## Document excerpt
=======

Portrait of Bohdan Khmelnytsky - source:  Wikipedia  

One of the more influential characters in Ukrainian history, Bohdan Khmelnytsky may be viewed alternately as a hero or a villain, depending on ones’ historical perspective. Some accounts portray Khmelnytsky as a great leader and statesman, while others view him as a figure who left only destruction in his wake.

This much is true: Khmelnytsky was leader, from 1648-1657, of the Zaporozhian Cossacks who organized an uprising against Polish rule in Ukraine, which ultimately led to the transfer of the Ukrainian lands east of the Dnieper River from Polish to Russian control.


Irrespective of ones’ viewpoint, it is generally agreed “Khmelnytsky was the central figure in the uprising, who managed to keep the movement vital and under his control for a decade.” (1)

So, what is Bohdan Khmelnytsky’s connection to the town of Tluste, apart from the fact that his imposing statue now overlooks a small park on Hrushevskoho Str. on the plot of land where the villa of Baron Hirsch once stood?

=======

## Extracted material
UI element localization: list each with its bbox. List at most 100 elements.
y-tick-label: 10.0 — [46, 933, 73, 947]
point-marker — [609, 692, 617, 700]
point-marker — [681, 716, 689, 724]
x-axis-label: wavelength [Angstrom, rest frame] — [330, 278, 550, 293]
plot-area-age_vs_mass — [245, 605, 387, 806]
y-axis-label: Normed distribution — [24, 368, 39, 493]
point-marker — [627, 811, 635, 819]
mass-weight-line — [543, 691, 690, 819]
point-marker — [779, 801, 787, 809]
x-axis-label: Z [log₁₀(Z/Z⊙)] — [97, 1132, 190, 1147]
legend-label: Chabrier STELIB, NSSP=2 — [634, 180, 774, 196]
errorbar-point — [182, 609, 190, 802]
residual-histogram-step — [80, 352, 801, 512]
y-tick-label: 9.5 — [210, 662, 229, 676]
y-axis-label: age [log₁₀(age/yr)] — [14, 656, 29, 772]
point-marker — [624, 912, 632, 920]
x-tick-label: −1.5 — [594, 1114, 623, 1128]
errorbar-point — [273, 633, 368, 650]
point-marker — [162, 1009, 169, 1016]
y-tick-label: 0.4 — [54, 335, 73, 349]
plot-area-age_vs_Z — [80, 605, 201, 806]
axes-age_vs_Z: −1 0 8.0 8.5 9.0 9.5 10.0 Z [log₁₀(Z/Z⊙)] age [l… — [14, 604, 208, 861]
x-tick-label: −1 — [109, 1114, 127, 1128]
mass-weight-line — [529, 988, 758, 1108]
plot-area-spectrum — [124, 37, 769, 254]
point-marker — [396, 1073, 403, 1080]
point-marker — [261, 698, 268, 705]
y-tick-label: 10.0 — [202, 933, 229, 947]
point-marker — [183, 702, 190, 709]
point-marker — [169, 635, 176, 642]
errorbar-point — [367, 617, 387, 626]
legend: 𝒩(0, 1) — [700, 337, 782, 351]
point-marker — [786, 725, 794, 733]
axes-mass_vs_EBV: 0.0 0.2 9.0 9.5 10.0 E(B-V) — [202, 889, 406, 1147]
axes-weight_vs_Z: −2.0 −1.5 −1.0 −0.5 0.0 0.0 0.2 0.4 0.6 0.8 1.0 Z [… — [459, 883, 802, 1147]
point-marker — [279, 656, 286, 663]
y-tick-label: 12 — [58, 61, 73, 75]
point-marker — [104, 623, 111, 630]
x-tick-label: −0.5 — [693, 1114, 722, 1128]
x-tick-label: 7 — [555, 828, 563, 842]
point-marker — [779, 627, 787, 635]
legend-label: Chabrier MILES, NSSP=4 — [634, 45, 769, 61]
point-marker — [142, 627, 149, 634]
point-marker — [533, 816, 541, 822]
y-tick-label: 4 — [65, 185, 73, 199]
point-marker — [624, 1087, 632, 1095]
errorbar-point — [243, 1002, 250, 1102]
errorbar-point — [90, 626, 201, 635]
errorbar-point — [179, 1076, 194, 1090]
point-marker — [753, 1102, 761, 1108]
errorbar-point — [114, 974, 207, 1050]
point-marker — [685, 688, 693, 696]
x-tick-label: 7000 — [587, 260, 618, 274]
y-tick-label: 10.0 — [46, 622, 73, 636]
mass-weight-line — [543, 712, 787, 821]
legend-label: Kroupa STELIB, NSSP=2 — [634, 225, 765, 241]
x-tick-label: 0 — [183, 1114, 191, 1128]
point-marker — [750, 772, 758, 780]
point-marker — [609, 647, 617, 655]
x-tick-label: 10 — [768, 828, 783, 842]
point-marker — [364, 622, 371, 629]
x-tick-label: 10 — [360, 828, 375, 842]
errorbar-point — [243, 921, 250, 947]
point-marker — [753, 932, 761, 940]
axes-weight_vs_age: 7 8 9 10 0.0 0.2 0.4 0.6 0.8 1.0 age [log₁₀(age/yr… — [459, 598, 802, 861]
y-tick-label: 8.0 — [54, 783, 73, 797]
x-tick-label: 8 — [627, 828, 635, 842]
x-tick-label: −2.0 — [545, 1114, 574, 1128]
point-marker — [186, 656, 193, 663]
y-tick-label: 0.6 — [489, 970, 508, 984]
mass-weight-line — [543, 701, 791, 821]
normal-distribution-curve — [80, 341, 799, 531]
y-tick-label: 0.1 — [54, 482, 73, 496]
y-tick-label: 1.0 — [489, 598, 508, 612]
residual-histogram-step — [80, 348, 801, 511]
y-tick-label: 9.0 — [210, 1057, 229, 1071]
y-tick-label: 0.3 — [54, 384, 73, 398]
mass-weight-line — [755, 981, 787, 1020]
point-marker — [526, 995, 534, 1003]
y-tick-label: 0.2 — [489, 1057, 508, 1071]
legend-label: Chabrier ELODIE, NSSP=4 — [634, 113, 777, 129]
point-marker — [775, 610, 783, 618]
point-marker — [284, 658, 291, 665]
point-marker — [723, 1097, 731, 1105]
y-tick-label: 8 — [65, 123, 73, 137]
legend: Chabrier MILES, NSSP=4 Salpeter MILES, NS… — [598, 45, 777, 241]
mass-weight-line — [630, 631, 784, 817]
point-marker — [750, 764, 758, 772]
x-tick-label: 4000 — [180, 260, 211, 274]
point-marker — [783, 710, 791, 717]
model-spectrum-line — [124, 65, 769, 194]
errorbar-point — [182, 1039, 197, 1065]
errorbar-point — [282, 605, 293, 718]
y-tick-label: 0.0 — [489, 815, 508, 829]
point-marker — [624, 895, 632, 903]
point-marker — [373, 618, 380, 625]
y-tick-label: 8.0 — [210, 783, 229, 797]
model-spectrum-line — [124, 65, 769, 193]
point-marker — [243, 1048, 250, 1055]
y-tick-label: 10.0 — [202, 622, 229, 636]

=======

## Objective A
Please give only the number of lines in the listing that contain the string "legend". Case counts.
## Objective B
Continue the passage about Bohdan Khmelnytsky and the town of Tluste, starting after its final sentence.

## Expected output A
6

## Expected output B
Pawlyk (2) contends that Mykhaylo Khmelnytskyy, the father of Bohdan, once had a homestead in Tluste. The following is an abridged translation of the relevant passage in Pawlyk’s History of Tovste:

“Mykhaylo Khmelnytskyy once lived in Tovste castle, and he probably reconstructed and enlarged it after enemy attacks. From other sources, it is known that he was engaged in military campaigns. Mykhaylo Khmelnytskyy came from the well-known rich boyar family of Venzhyk Khmelnytskyy. This fact is confirmed by the coat-of-arms. He was married to Anastasiya, who was a daughter of Cossack Hetman Fedir Bohdan. The couple had only one son, Zinoviy Khmelnytsyy, who was given another name at christening – Bohdan.

Mykhaylo Khmelnytskyy was turned out of the town because of a crime of unknown description. Most probably this happened because he was an organizer of a peasants’ uprising, the first one of which took place in 1591. At the time, Ukrainian peasants were fighting against Polish landlords in Kyiv, Podillya, and Volyn.

Mykhaylo Khmelnytskyy had to move from Tovste to Chygyryn town, and he lost his former Tovste homestead. He managed to become a highly respected and rich person in this new place. In 1620, Mykhaylo and his son Bohdan took part in the battle of Poles against Turkish-Tatar troops in Moldavia. The Polish army was defeated. Bohdan was taken a prisoner and was sent to Turkey, where he was held in captivity for a long time. His father remained alive and until now no one knows what happened to him or where he is buried.”

As the original Ukrainian version of the text concerning Mykhaylo Khmelnytsky is much longer and more detailed (including references) than the brief summary above, it would be informative to investigate and substantiate this claim more thoroughly.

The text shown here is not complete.